Rows from a dataset:
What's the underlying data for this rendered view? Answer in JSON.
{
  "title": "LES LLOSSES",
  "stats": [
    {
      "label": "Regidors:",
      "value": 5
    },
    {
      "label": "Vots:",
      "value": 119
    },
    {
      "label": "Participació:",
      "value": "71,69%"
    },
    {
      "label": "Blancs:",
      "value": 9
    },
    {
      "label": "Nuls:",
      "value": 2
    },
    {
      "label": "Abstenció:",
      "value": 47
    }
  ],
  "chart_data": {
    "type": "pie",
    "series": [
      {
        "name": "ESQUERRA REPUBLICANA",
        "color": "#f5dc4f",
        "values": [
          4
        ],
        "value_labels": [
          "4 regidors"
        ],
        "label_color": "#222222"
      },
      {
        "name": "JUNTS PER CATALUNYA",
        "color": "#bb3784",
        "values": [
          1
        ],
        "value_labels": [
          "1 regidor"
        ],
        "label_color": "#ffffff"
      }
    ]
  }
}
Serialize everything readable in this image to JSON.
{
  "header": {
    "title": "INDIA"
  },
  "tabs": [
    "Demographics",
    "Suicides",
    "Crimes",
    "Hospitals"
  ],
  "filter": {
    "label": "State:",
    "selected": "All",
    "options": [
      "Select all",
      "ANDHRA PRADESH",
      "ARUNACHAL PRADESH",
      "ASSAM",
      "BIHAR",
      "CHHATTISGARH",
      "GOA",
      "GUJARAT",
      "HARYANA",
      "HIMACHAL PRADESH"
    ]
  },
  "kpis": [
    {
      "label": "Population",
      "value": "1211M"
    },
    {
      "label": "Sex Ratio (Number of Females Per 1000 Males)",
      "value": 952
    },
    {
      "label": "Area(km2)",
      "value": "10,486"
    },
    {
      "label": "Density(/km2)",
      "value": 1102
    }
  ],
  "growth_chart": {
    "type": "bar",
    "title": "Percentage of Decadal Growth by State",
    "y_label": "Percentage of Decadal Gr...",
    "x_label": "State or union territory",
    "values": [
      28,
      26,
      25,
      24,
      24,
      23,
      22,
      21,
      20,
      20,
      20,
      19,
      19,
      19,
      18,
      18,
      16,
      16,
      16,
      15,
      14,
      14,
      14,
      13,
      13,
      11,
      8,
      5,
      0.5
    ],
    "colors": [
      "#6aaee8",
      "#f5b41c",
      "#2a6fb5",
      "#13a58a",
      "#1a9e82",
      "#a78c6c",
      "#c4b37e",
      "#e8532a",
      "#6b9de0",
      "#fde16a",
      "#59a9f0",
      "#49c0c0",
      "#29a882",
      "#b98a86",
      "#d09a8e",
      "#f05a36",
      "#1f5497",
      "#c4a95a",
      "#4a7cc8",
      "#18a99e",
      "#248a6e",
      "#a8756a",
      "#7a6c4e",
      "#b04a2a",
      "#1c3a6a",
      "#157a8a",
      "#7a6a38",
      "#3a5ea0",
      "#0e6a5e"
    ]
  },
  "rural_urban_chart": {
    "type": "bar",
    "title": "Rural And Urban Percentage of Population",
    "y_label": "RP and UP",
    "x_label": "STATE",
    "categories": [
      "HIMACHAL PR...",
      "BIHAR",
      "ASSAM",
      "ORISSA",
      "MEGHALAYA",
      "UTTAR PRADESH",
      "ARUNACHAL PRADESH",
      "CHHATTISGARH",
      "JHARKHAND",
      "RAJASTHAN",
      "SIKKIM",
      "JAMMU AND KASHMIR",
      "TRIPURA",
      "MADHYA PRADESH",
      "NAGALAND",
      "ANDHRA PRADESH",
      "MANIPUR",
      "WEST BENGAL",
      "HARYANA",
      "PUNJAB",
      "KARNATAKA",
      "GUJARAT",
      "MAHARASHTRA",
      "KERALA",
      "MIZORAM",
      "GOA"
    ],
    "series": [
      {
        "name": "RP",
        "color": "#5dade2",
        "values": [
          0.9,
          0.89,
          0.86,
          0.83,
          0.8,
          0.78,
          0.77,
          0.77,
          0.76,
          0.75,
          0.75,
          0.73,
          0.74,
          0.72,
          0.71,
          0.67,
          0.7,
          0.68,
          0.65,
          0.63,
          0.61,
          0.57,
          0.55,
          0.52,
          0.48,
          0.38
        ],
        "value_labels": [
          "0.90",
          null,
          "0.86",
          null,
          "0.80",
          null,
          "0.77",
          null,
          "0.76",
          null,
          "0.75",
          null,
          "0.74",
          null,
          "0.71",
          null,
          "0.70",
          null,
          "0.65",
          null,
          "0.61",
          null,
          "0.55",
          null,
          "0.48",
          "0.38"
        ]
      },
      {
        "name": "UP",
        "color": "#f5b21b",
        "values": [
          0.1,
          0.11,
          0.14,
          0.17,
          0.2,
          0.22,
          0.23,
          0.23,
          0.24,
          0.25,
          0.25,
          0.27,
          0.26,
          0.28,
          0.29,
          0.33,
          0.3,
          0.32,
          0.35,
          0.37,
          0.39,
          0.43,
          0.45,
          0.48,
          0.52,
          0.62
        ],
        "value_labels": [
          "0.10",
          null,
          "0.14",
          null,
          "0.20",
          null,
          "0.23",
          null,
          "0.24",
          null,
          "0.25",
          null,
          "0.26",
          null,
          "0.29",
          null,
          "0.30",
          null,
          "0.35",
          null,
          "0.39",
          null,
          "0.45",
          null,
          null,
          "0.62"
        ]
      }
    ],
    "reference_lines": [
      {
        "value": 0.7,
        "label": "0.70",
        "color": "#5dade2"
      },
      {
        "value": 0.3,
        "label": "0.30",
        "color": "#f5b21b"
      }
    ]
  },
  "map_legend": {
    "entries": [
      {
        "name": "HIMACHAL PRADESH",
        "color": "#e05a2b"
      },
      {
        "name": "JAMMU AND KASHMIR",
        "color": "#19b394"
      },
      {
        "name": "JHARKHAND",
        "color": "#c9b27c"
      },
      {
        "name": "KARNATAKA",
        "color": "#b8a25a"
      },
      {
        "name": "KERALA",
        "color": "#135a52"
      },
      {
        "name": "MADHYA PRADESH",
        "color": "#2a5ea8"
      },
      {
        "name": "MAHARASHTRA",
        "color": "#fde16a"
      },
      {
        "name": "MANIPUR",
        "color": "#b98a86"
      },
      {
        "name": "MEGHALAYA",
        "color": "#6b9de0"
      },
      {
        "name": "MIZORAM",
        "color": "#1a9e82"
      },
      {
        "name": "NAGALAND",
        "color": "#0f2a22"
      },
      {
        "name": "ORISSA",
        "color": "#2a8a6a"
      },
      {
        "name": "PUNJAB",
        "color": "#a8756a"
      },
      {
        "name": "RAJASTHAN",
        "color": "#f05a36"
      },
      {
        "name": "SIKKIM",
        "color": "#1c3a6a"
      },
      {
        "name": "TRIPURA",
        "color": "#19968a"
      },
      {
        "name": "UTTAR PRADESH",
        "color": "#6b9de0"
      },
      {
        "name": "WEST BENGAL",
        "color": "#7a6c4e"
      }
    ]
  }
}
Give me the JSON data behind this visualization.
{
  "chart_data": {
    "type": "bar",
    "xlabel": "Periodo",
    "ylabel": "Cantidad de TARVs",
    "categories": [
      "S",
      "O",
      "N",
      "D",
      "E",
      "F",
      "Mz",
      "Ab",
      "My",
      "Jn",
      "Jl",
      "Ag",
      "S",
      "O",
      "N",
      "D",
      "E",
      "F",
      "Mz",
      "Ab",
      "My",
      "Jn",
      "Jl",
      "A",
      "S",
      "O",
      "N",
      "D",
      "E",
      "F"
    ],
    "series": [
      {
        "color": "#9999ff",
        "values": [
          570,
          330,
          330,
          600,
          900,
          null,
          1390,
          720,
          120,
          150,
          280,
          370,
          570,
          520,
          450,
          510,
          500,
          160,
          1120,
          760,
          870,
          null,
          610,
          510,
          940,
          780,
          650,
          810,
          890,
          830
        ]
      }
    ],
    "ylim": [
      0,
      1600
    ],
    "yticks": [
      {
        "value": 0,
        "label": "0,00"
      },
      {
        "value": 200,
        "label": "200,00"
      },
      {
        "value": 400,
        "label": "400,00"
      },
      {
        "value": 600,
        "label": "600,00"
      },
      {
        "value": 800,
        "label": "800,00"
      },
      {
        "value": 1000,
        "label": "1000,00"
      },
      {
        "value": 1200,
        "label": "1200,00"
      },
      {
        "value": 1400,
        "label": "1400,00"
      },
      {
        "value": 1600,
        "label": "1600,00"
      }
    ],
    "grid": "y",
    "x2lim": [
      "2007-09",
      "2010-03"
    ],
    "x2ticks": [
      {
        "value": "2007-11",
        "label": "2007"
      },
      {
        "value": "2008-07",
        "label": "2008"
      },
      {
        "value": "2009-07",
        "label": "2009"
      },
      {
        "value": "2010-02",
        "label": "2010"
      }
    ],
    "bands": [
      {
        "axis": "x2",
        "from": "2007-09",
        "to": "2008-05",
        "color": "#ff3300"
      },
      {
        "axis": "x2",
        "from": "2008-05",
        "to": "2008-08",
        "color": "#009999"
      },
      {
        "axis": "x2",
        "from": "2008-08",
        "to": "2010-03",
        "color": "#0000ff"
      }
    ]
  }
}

- **Problem to work on**
Go through the preceding material and copy each line that has the word "this".

- **Result below**
What's the underlying data for this rendered view? Answer in JSON.
Serialize everything readable in this image to JSON.
Give me the JSON data behind this visualization.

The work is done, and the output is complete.